Records from a collection of figures
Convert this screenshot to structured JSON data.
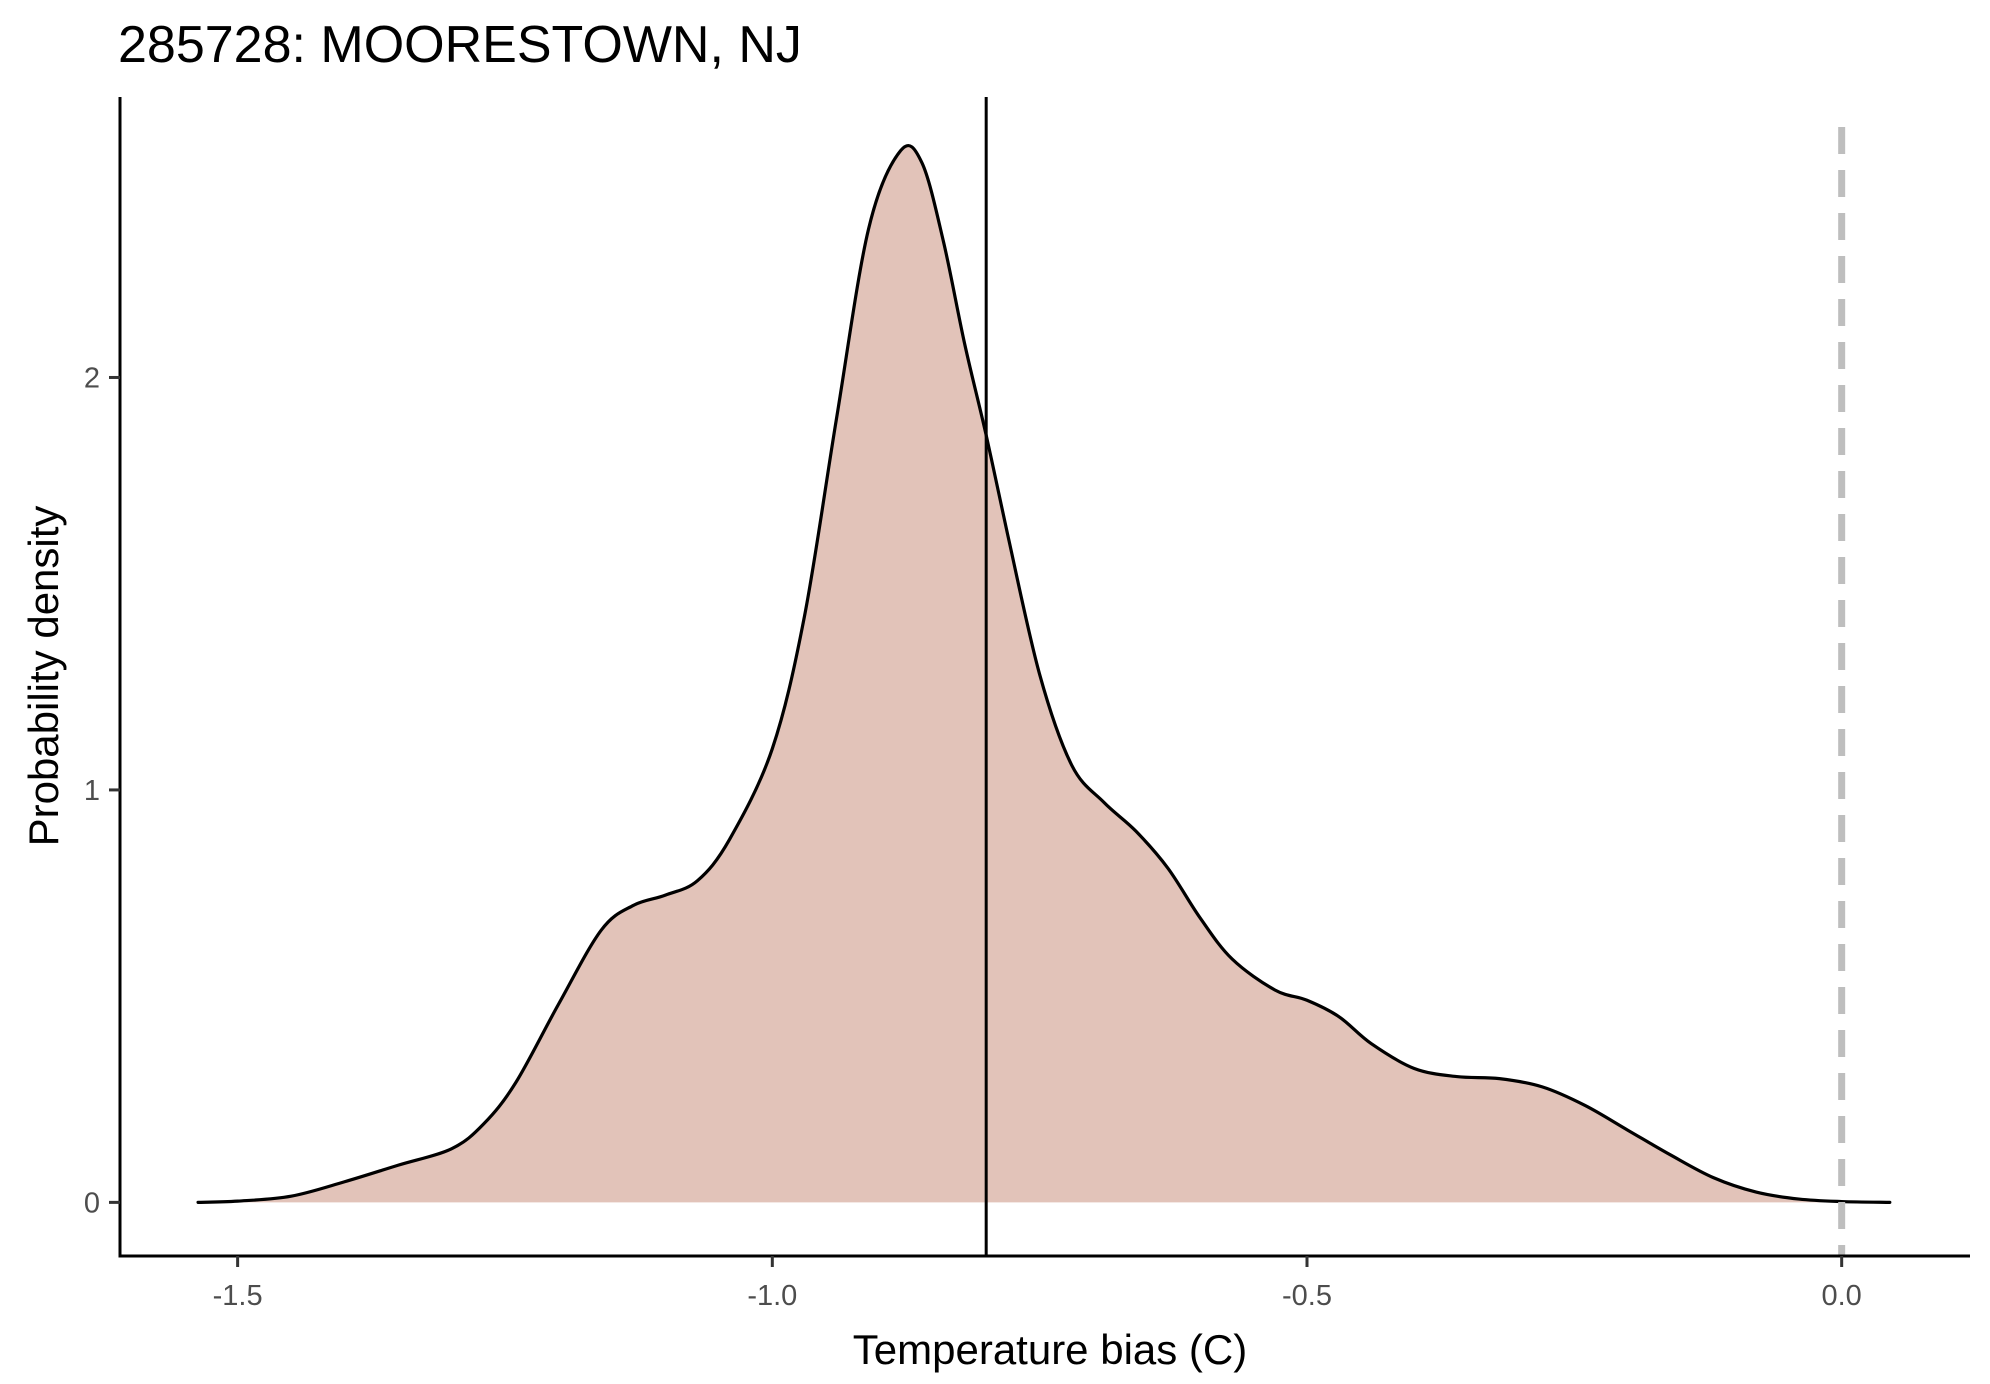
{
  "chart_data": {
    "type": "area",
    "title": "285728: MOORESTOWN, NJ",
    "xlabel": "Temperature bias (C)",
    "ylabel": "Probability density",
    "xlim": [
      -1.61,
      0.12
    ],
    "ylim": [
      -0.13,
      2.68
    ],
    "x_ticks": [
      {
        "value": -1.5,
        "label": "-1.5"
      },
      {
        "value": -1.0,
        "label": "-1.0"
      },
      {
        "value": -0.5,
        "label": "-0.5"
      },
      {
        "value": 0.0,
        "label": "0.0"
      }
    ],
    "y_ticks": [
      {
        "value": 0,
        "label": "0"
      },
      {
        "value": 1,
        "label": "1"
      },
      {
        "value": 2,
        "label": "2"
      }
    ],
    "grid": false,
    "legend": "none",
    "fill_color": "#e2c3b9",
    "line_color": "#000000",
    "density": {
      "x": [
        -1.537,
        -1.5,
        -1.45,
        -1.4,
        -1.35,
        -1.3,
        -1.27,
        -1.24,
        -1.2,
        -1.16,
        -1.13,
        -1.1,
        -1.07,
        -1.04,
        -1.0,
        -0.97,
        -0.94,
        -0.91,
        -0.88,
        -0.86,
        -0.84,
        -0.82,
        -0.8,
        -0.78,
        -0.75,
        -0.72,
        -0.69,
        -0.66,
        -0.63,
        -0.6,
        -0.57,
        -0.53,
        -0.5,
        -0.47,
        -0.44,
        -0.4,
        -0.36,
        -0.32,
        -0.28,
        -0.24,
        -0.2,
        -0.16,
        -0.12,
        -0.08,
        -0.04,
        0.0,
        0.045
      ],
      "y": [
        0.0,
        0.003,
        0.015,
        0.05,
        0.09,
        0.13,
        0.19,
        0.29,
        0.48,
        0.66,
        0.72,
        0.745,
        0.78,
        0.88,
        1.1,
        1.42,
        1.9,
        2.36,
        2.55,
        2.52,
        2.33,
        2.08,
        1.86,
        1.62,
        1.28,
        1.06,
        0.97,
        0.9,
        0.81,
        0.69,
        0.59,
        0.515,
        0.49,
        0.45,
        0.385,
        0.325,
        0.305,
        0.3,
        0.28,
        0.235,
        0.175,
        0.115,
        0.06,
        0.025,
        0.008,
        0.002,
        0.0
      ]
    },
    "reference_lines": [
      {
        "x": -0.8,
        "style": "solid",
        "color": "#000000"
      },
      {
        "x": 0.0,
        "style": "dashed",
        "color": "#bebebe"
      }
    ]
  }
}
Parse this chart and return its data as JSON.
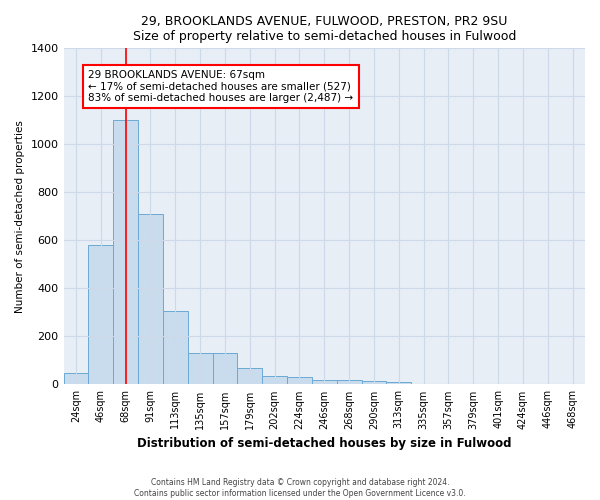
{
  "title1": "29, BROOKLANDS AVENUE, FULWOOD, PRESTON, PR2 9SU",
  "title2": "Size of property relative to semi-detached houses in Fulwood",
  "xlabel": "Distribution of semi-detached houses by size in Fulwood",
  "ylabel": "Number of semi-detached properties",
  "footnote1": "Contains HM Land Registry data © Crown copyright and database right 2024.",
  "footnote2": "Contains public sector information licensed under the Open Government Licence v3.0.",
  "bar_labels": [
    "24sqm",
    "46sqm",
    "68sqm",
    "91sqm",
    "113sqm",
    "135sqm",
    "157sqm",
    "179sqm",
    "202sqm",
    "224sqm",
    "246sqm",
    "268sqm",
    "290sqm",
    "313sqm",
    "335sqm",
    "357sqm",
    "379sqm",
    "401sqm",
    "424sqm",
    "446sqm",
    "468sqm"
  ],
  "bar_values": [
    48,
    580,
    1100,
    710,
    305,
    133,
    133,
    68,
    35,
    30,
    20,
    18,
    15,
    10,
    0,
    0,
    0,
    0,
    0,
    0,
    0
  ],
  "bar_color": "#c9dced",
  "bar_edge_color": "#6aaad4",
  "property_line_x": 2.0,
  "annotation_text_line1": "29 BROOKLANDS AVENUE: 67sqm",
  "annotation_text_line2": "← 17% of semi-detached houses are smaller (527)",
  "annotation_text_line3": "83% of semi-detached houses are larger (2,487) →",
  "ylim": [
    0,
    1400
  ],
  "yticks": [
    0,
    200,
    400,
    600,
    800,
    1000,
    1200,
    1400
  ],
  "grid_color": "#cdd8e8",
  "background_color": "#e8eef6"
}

*EXERCISE INSTRUCTIONS*: Print out the lines exactly, skipping any picture.

*WORKED ANSWER*:
Convert this screenshot to structured JSON data.
{
  "chart_data": {
    "type": "area",
    "title": "285728: MOORESTOWN, NJ",
    "xlabel": "Temperature bias (C)",
    "ylabel": "Probability density",
    "xlim": [
      -1.61,
      0.12
    ],
    "ylim": [
      -0.13,
      2.68
    ],
    "x_ticks": [
      {
        "value": -1.5,
        "label": "-1.5"
      },
      {
        "value": -1.0,
        "label": "-1.0"
      },
      {
        "value": -0.5,
        "label": "-0.5"
      },
      {
        "value": 0.0,
        "label": "0.0"
      }
    ],
    "y_ticks": [
      {
        "value": 0,
        "label": "0"
      },
      {
        "value": 1,
        "label": "1"
      },
      {
        "value": 2,
        "label": "2"
      }
    ],
    "grid": false,
    "legend": "none",
    "fill_color": "#e2c3b9",
    "line_color": "#000000",
    "density": {
      "x": [
        -1.537,
        -1.5,
        -1.45,
        -1.4,
        -1.35,
        -1.3,
        -1.27,
        -1.24,
        -1.2,
        -1.16,
        -1.13,
        -1.1,
        -1.07,
        -1.04,
        -1.0,
        -0.97,
        -0.94,
        -0.91,
        -0.88,
        -0.86,
        -0.84,
        -0.82,
        -0.8,
        -0.78,
        -0.75,
        -0.72,
        -0.69,
        -0.66,
        -0.63,
        -0.6,
        -0.57,
        -0.53,
        -0.5,
        -0.47,
        -0.44,
        -0.4,
        -0.36,
        -0.32,
        -0.28,
        -0.24,
        -0.2,
        -0.16,
        -0.12,
        -0.08,
        -0.04,
        0.0,
        0.045
      ],
      "y": [
        0.0,
        0.003,
        0.015,
        0.05,
        0.09,
        0.13,
        0.19,
        0.29,
        0.48,
        0.66,
        0.72,
        0.745,
        0.78,
        0.88,
        1.1,
        1.42,
        1.9,
        2.36,
        2.55,
        2.52,
        2.33,
        2.08,
        1.86,
        1.62,
        1.28,
        1.06,
        0.97,
        0.9,
        0.81,
        0.69,
        0.59,
        0.515,
        0.49,
        0.45,
        0.385,
        0.325,
        0.305,
        0.3,
        0.28,
        0.235,
        0.175,
        0.115,
        0.06,
        0.025,
        0.008,
        0.002,
        0.0
      ]
    },
    "reference_lines": [
      {
        "x": -0.8,
        "style": "solid",
        "color": "#000000"
      },
      {
        "x": 0.0,
        "style": "dashed",
        "color": "#bebebe"
      }
    ]
  }
}
Parse this chart and return its data as JSON.
{
  "title1": "29, BROOKLANDS AVENUE, FULWOOD, PRESTON, PR2 9SU",
  "title2": "Size of property relative to semi-detached houses in Fulwood",
  "xlabel": "Distribution of semi-detached houses by size in Fulwood",
  "ylabel": "Number of semi-detached properties",
  "footnote1": "Contains HM Land Registry data © Crown copyright and database right 2024.",
  "footnote2": "Contains public sector information licensed under the Open Government Licence v3.0.",
  "bar_labels": [
    "24sqm",
    "46sqm",
    "68sqm",
    "91sqm",
    "113sqm",
    "135sqm",
    "157sqm",
    "179sqm",
    "202sqm",
    "224sqm",
    "246sqm",
    "268sqm",
    "290sqm",
    "313sqm",
    "335sqm",
    "357sqm",
    "379sqm",
    "401sqm",
    "424sqm",
    "446sqm",
    "468sqm"
  ],
  "bar_values": [
    48,
    580,
    1100,
    710,
    305,
    133,
    133,
    68,
    35,
    30,
    20,
    18,
    15,
    10,
    0,
    0,
    0,
    0,
    0,
    0,
    0
  ],
  "bar_color": "#c9dced",
  "bar_edge_color": "#6aaad4",
  "property_line_x": 2.0,
  "annotation_text_line1": "29 BROOKLANDS AVENUE: 67sqm",
  "annotation_text_line2": "← 17% of semi-detached houses are smaller (527)",
  "annotation_text_line3": "83% of semi-detached houses are larger (2,487) →",
  "ylim": [
    0,
    1400
  ],
  "yticks": [
    0,
    200,
    400,
    600,
    800,
    1000,
    1200,
    1400
  ],
  "grid_color": "#cdd8e8",
  "background_color": "#e8eef6"
}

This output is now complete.